— start of Stored rows —
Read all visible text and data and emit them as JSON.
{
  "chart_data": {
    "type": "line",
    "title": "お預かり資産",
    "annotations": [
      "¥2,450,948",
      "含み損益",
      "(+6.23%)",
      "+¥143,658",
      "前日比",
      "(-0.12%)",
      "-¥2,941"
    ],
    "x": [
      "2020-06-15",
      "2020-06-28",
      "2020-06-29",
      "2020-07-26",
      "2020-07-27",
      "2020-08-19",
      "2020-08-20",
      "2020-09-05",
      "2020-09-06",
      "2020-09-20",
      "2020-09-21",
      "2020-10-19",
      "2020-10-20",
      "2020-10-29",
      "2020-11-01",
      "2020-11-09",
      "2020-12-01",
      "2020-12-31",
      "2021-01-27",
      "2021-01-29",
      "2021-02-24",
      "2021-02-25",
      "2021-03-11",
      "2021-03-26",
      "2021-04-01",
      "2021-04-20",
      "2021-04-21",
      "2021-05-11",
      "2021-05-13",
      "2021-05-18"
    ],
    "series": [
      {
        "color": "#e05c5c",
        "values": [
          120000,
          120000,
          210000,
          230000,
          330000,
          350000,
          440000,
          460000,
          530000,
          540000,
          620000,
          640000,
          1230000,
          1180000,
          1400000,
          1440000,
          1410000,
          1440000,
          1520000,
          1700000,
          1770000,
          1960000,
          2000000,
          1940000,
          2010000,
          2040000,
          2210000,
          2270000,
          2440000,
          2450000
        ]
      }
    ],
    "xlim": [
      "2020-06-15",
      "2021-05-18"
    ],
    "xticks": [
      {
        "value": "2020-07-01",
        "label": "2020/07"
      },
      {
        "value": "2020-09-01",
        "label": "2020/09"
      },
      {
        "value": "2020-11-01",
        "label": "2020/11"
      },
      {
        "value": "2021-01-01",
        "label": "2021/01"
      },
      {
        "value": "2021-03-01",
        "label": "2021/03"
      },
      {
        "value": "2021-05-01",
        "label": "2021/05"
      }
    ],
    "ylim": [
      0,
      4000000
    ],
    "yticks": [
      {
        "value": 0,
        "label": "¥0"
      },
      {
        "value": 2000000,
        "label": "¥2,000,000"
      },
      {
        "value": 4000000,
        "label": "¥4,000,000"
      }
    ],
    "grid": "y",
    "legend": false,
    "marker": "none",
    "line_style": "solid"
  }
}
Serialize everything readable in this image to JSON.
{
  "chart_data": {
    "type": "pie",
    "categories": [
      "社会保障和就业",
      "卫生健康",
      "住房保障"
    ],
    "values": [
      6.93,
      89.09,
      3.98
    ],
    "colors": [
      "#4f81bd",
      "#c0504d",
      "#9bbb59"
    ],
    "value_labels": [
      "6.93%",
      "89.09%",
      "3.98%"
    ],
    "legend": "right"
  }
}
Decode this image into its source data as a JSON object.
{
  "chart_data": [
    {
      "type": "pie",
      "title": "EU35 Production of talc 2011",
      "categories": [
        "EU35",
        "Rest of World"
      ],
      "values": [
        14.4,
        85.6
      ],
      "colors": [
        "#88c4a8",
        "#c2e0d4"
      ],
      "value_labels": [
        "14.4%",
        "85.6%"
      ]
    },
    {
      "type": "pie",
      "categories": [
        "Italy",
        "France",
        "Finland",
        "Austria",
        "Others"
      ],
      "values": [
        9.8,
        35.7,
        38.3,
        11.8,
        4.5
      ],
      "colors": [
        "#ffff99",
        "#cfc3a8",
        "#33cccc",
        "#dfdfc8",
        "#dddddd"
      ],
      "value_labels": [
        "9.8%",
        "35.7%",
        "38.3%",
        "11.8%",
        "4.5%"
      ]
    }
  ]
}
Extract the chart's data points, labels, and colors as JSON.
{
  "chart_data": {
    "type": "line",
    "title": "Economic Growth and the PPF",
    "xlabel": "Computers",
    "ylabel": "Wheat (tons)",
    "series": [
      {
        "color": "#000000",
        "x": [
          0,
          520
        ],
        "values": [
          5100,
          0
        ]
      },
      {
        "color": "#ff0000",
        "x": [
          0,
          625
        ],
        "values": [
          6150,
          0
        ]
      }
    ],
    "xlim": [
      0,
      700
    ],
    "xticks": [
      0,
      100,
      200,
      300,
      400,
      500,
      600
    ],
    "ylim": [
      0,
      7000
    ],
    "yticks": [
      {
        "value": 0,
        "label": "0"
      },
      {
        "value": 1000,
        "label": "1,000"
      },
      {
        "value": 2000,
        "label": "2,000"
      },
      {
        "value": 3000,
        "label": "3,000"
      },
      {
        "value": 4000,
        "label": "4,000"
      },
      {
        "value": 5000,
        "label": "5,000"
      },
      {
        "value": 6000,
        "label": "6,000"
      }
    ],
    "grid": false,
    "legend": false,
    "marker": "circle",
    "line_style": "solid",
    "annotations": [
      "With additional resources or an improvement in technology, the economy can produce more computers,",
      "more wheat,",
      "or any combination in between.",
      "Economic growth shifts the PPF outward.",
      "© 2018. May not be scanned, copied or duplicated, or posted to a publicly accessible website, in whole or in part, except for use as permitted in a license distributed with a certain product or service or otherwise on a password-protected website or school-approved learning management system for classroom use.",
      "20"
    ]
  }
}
— end of Stored rows —
Given instruction — Write the entries again, exactly as they stand.

Solution —
Read all visible text and data and emit them as JSON.
{
  "chart_data": {
    "type": "line",
    "title": "お預かり資産",
    "annotations": [
      "¥2,450,948",
      "含み損益",
      "(+6.23%)",
      "+¥143,658",
      "前日比",
      "(-0.12%)",
      "-¥2,941"
    ],
    "x": [
      "2020-06-15",
      "2020-06-28",
      "2020-06-29",
      "2020-07-26",
      "2020-07-27",
      "2020-08-19",
      "2020-08-20",
      "2020-09-05",
      "2020-09-06",
      "2020-09-20",
      "2020-09-21",
      "2020-10-19",
      "2020-10-20",
      "2020-10-29",
      "2020-11-01",
      "2020-11-09",
      "2020-12-01",
      "2020-12-31",
      "2021-01-27",
      "2021-01-29",
      "2021-02-24",
      "2021-02-25",
      "2021-03-11",
      "2021-03-26",
      "2021-04-01",
      "2021-04-20",
      "2021-04-21",
      "2021-05-11",
      "2021-05-13",
      "2021-05-18"
    ],
    "series": [
      {
        "color": "#e05c5c",
        "values": [
          120000,
          120000,
          210000,
          230000,
          330000,
          350000,
          440000,
          460000,
          530000,
          540000,
          620000,
          640000,
          1230000,
          1180000,
          1400000,
          1440000,
          1410000,
          1440000,
          1520000,
          1700000,
          1770000,
          1960000,
          2000000,
          1940000,
          2010000,
          2040000,
          2210000,
          2270000,
          2440000,
          2450000
        ]
      }
    ],
    "xlim": [
      "2020-06-15",
      "2021-05-18"
    ],
    "xticks": [
      {
        "value": "2020-07-01",
        "label": "2020/07"
      },
      {
        "value": "2020-09-01",
        "label": "2020/09"
      },
      {
        "value": "2020-11-01",
        "label": "2020/11"
      },
      {
        "value": "2021-01-01",
        "label": "2021/01"
      },
      {
        "value": "2021-03-01",
        "label": "2021/03"
      },
      {
        "value": "2021-05-01",
        "label": "2021/05"
      }
    ],
    "ylim": [
      0,
      4000000
    ],
    "yticks": [
      {
        "value": 0,
        "label": "¥0"
      },
      {
        "value": 2000000,
        "label": "¥2,000,000"
      },
      {
        "value": 4000000,
        "label": "¥4,000,000"
      }
    ],
    "grid": "y",
    "legend": false,
    "marker": "none",
    "line_style": "solid"
  }
}
Serialize everything readable in this image to JSON.
{
  "chart_data": {
    "type": "pie",
    "categories": [
      "社会保障和就业",
      "卫生健康",
      "住房保障"
    ],
    "values": [
      6.93,
      89.09,
      3.98
    ],
    "colors": [
      "#4f81bd",
      "#c0504d",
      "#9bbb59"
    ],
    "value_labels": [
      "6.93%",
      "89.09%",
      "3.98%"
    ],
    "legend": "right"
  }
}
Decode this image into its source data as a JSON object.
{
  "chart_data": [
    {
      "type": "pie",
      "title": "EU35 Production of talc 2011",
      "categories": [
        "EU35",
        "Rest of World"
      ],
      "values": [
        14.4,
        85.6
      ],
      "colors": [
        "#88c4a8",
        "#c2e0d4"
      ],
      "value_labels": [
        "14.4%",
        "85.6%"
      ]
    },
    {
      "type": "pie",
      "categories": [
        "Italy",
        "France",
        "Finland",
        "Austria",
        "Others"
      ],
      "values": [
        9.8,
        35.7,
        38.3,
        11.8,
        4.5
      ],
      "colors": [
        "#ffff99",
        "#cfc3a8",
        "#33cccc",
        "#dfdfc8",
        "#dddddd"
      ],
      "value_labels": [
        "9.8%",
        "35.7%",
        "38.3%",
        "11.8%",
        "4.5%"
      ]
    }
  ]
}
Extract the chart's data points, labels, and colors as JSON.
{
  "chart_data": {
    "type": "line",
    "title": "Economic Growth and the PPF",
    "xlabel": "Computers",
    "ylabel": "Wheat (tons)",
    "series": [
      {
        "color": "#000000",
        "x": [
          0,
          520
        ],
        "values": [
          5100,
          0
        ]
      },
      {
        "color": "#ff0000",
        "x": [
          0,
          625
        ],
        "values": [
          6150,
          0
        ]
      }
    ],
    "xlim": [
      0,
      700
    ],
    "xticks": [
      0,
      100,
      200,
      300,
      400,
      500,
      600
    ],
    "ylim": [
      0,
      7000
    ],
    "yticks": [
      {
        "value": 0,
        "label": "0"
      },
      {
        "value": 1000,
        "label": "1,000"
      },
      {
        "value": 2000,
        "label": "2,000"
      },
      {
        "value": 3000,
        "label": "3,000"
      },
      {
        "value": 4000,
        "label": "4,000"
      },
      {
        "value": 5000,
        "label": "5,000"
      },
      {
        "value": 6000,
        "label": "6,000"
      }
    ],
    "grid": false,
    "legend": false,
    "marker": "circle",
    "line_style": "solid",
    "annotations": [
      "With additional resources or an improvement in technology, the economy can produce more computers,",
      "more wheat,",
      "or any combination in between.",
      "Economic growth shifts the PPF outward.",
      "© 2018. May not be scanned, copied or duplicated, or posted to a publicly accessible website, in whole or in part, except for use as permitted in a license distributed with a certain product or service or otherwise on a password-protected website or school-approved learning management system for classroom use.",
      "20"
    ]
  }
}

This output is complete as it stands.